DIRECTIONS FOR THIS TASK: Locate the line that contains "What data populates". Copy it and every following line through the end of the records, exactly, and include nothing else.

___ DATA ROWS ___

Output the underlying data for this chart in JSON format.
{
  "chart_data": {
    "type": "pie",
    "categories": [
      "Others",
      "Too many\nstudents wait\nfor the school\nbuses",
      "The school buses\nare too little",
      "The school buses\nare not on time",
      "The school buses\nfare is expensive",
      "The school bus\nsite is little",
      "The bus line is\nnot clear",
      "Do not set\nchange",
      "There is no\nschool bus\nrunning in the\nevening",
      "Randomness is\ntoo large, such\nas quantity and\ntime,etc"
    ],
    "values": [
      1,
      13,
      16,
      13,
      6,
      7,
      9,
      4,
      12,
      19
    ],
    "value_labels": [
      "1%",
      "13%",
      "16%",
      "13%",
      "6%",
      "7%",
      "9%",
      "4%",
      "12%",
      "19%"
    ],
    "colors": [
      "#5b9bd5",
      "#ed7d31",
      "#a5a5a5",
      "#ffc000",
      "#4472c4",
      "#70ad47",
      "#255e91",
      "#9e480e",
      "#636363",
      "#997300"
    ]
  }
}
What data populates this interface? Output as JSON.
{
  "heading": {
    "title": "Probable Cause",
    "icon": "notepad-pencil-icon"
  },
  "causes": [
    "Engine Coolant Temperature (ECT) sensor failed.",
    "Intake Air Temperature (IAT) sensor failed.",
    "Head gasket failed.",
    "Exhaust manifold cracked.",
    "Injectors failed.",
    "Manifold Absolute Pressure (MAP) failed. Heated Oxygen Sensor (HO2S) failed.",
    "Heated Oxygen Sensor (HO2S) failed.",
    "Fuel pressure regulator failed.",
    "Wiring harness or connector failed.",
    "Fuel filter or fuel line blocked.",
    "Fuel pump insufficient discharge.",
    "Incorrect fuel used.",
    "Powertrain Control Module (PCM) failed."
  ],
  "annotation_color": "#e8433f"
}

___

ANSWER IN FULL:
What data populates this interface? Output as JSON.
{
  "heading": {
    "title": "Probable Cause",
    "icon": "notepad-pencil-icon"
  },
  "causes": [
    "Engine Coolant Temperature (ECT) sensor failed.",
    "Intake Air Temperature (IAT) sensor failed.",
    "Head gasket failed.",
    "Exhaust manifold cracked.",
    "Injectors failed.",
    "Manifold Absolute Pressure (MAP) failed. Heated Oxygen Sensor (HO2S) failed.",
    "Heated Oxygen Sensor (HO2S) failed.",
    "Fuel pressure regulator failed.",
    "Wiring harness or connector failed.",
    "Fuel filter or fuel line blocked.",
    "Fuel pump insufficient discharge.",
    "Incorrect fuel used.",
    "Powertrain Control Module (PCM) failed."
  ],
  "annotation_color": "#e8433f"
}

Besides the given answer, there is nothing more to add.